## Task description
Repeat every line below exactly, word for word.
• • • • • • •
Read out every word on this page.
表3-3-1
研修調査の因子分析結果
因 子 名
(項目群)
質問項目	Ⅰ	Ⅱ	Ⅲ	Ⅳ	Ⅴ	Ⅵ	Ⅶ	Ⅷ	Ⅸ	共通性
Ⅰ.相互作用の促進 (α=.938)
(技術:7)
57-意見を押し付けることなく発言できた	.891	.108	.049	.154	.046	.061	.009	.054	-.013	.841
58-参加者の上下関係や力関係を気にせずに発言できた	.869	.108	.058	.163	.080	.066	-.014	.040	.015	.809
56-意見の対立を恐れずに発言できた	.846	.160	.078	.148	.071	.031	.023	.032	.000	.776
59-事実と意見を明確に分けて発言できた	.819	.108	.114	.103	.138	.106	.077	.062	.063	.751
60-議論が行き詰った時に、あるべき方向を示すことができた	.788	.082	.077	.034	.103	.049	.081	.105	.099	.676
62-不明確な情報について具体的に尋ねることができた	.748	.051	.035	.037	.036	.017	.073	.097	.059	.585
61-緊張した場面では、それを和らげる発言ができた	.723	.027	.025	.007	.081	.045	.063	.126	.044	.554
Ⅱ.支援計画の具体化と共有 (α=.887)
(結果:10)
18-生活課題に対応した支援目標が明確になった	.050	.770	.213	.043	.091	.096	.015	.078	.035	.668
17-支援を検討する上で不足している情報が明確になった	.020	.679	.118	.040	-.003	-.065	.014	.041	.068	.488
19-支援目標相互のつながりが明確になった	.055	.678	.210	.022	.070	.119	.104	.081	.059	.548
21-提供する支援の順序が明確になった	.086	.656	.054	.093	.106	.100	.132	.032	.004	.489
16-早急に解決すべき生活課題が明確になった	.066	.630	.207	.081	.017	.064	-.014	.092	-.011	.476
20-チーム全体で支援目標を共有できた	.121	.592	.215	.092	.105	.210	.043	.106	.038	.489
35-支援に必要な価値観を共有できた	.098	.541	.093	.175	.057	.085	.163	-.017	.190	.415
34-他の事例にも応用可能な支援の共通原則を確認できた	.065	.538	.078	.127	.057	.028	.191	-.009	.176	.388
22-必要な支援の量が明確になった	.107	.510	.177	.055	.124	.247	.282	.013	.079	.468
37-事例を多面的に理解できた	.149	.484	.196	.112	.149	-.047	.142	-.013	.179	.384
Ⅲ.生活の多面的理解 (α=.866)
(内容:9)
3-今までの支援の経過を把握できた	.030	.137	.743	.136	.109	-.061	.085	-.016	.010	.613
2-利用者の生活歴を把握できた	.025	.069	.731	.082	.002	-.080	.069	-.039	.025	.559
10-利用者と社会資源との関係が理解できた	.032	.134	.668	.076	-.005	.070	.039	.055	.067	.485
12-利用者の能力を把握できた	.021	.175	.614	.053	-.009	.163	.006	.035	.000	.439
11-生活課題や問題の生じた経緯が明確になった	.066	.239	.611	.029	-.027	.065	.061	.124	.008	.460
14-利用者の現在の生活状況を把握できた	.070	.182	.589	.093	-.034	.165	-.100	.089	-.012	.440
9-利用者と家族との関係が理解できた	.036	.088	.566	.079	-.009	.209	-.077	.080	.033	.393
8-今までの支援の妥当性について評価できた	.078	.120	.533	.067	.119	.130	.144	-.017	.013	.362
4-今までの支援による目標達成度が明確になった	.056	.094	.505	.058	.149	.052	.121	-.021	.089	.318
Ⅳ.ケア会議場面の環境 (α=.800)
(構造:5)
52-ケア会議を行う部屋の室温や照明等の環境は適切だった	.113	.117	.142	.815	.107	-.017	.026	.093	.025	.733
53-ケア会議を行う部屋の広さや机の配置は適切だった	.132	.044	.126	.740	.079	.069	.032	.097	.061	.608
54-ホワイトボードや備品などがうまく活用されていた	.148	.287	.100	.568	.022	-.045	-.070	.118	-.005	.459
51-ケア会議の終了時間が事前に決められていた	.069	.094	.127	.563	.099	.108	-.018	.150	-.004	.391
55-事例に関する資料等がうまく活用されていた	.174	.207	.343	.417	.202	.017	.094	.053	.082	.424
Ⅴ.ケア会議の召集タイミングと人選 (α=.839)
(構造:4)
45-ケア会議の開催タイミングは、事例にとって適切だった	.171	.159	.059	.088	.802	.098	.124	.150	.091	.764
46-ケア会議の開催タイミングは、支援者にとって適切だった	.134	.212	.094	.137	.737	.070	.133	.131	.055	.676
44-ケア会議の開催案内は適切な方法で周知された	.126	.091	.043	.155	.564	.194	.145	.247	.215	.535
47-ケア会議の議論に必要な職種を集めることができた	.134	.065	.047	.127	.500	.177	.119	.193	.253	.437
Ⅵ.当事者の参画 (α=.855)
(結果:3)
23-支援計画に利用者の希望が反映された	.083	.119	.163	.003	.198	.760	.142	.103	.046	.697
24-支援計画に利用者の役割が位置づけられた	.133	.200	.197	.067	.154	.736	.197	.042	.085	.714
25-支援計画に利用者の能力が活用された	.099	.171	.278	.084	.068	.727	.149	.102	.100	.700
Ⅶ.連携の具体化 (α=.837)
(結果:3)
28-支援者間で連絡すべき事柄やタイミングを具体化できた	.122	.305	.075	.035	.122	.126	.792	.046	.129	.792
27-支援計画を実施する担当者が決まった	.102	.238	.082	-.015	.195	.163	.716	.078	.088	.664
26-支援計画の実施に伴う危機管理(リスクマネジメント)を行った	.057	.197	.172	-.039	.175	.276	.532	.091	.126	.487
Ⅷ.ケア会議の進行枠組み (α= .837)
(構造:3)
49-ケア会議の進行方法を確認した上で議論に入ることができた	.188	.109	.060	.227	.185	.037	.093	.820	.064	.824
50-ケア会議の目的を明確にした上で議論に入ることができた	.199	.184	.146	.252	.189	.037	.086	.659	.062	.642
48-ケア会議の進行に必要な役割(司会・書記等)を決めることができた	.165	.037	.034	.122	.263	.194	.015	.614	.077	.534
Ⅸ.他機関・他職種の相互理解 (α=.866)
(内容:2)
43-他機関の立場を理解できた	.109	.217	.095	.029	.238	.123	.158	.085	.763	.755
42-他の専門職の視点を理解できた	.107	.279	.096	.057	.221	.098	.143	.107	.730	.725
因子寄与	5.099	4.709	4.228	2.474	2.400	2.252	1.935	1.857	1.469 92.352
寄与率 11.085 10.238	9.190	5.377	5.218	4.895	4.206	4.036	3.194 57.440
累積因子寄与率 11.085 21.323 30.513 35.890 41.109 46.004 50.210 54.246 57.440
• • • • • • •
## Solution to this exercise
Read out every word on this page.
表3-3-1
研修調査の因子分析結果
因 子 名
(項目群)
質問項目	Ⅰ	Ⅱ	Ⅲ	Ⅳ	Ⅴ	Ⅵ	Ⅶ	Ⅷ	Ⅸ	共通性
Ⅰ.相互作用の促進 (α=.938)
(技術:7)
57-意見を押し付けることなく発言できた	.891	.108	.049	.154	.046	.061	.009	.054	-.013	.841
58-参加者の上下関係や力関係を気にせずに発言できた	.869	.108	.058	.163	.080	.066	-.014	.040	.015	.809
56-意見の対立を恐れずに発言できた	.846	.160	.078	.148	.071	.031	.023	.032	.000	.776
59-事実と意見を明確に分けて発言できた	.819	.108	.114	.103	.138	.106	.077	.062	.063	.751
60-議論が行き詰った時に、あるべき方向を示すことができた	.788	.082	.077	.034	.103	.049	.081	.105	.099	.676
62-不明確な情報について具体的に尋ねることができた	.748	.051	.035	.037	.036	.017	.073	.097	.059	.585
61-緊張した場面では、それを和らげる発言ができた	.723	.027	.025	.007	.081	.045	.063	.126	.044	.554
Ⅱ.支援計画の具体化と共有 (α=.887)
(結果:10)
18-生活課題に対応した支援目標が明確になった	.050	.770	.213	.043	.091	.096	.015	.078	.035	.668
17-支援を検討する上で不足している情報が明確になった	.020	.679	.118	.040	-.003	-.065	.014	.041	.068	.488
19-支援目標相互のつながりが明確になった	.055	.678	.210	.022	.070	.119	.104	.081	.059	.548
21-提供する支援の順序が明確になった	.086	.656	.054	.093	.106	.100	.132	.032	.004	.489
16-早急に解決すべき生活課題が明確になった	.066	.630	.207	.081	.017	.064	-.014	.092	-.011	.476
20-チーム全体で支援目標を共有できた	.121	.592	.215	.092	.105	.210	.043	.106	.038	.489
35-支援に必要な価値観を共有できた	.098	.541	.093	.175	.057	.085	.163	-.017	.190	.415
34-他の事例にも応用可能な支援の共通原則を確認できた	.065	.538	.078	.127	.057	.028	.191	-.009	.176	.388
22-必要な支援の量が明確になった	.107	.510	.177	.055	.124	.247	.282	.013	.079	.468
37-事例を多面的に理解できた	.149	.484	.196	.112	.149	-.047	.142	-.013	.179	.384
Ⅲ.生活の多面的理解 (α=.866)
(内容:9)
3-今までの支援の経過を把握できた	.030	.137	.743	.136	.109	-.061	.085	-.016	.010	.613
2-利用者の生活歴を把握できた	.025	.069	.731	.082	.002	-.080	.069	-.039	.025	.559
10-利用者と社会資源との関係が理解できた	.032	.134	.668	.076	-.005	.070	.039	.055	.067	.485
12-利用者の能力を把握できた	.021	.175	.614	.053	-.009	.163	.006	.035	.000	.439
11-生活課題や問題の生じた経緯が明確になった	.066	.239	.611	.029	-.027	.065	.061	.124	.008	.460
14-利用者の現在の生活状況を把握できた	.070	.182	.589	.093	-.034	.165	-.100	.089	-.012	.440
9-利用者と家族との関係が理解できた	.036	.088	.566	.079	-.009	.209	-.077	.080	.033	.393
8-今までの支援の妥当性について評価できた	.078	.120	.533	.067	.119	.130	.144	-.017	.013	.362
4-今までの支援による目標達成度が明確になった	.056	.094	.505	.058	.149	.052	.121	-.021	.089	.318
Ⅳ.ケア会議場面の環境 (α=.800)
(構造:5)
52-ケア会議を行う部屋の室温や照明等の環境は適切だった	.113	.117	.142	.815	.107	-.017	.026	.093	.025	.733
53-ケア会議を行う部屋の広さや机の配置は適切だった	.132	.044	.126	.740	.079	.069	.032	.097	.061	.608
54-ホワイトボードや備品などがうまく活用されていた	.148	.287	.100	.568	.022	-.045	-.070	.118	-.005	.459
51-ケア会議の終了時間が事前に決められていた	.069	.094	.127	.563	.099	.108	-.018	.150	-.004	.391
55-事例に関する資料等がうまく活用されていた	.174	.207	.343	.417	.202	.017	.094	.053	.082	.424
Ⅴ.ケア会議の召集タイミングと人選 (α=.839)
(構造:4)
45-ケア会議の開催タイミングは、事例にとって適切だった	.171	.159	.059	.088	.802	.098	.124	.150	.091	.764
46-ケア会議の開催タイミングは、支援者にとって適切だった	.134	.212	.094	.137	.737	.070	.133	.131	.055	.676
44-ケア会議の開催案内は適切な方法で周知された	.126	.091	.043	.155	.564	.194	.145	.247	.215	.535
47-ケア会議の議論に必要な職種を集めることができた	.134	.065	.047	.127	.500	.177	.119	.193	.253	.437
Ⅵ.当事者の参画 (α=.855)
(結果:3)
23-支援計画に利用者の希望が反映された	.083	.119	.163	.003	.198	.760	.142	.103	.046	.697
24-支援計画に利用者の役割が位置づけられた	.133	.200	.197	.067	.154	.736	.197	.042	.085	.714
25-支援計画に利用者の能力が活用された	.099	.171	.278	.084	.068	.727	.149	.102	.100	.700
Ⅶ.連携の具体化 (α=.837)
(結果:3)
28-支援者間で連絡すべき事柄やタイミングを具体化できた	.122	.305	.075	.035	.122	.126	.792	.046	.129	.792
27-支援計画を実施する担当者が決まった	.102	.238	.082	-.015	.195	.163	.716	.078	.088	.664
26-支援計画の実施に伴う危機管理(リスクマネジメント)を行った	.057	.197	.172	-.039	.175	.276	.532	.091	.126	.487
Ⅷ.ケア会議の進行枠組み (α= .837)
(構造:3)
49-ケア会議の進行方法を確認した上で議論に入ることができた	.188	.109	.060	.227	.185	.037	.093	.820	.064	.824
50-ケア会議の目的を明確にした上で議論に入ることができた	.199	.184	.146	.252	.189	.037	.086	.659	.062	.642
48-ケア会議の進行に必要な役割(司会・書記等)を決めることができた	.165	.037	.034	.122	.263	.194	.015	.614	.077	.534
Ⅸ.他機関・他職種の相互理解 (α=.866)
(内容:2)
43-他機関の立場を理解できた	.109	.217	.095	.029	.238	.123	.158	.085	.763	.755
42-他の専門職の視点を理解できた	.107	.279	.096	.057	.221	.098	.143	.107	.730	.725
因子寄与	5.099	4.709	4.228	2.474	2.400	2.252	1.935	1.857	1.469 92.352
寄与率 11.085 10.238	9.190	5.377	5.218	4.895	4.206	4.036	3.194 57.440
累積因子寄与率 11.085 21.323 30.513 35.890 41.109 46.004 50.210 54.246 57.440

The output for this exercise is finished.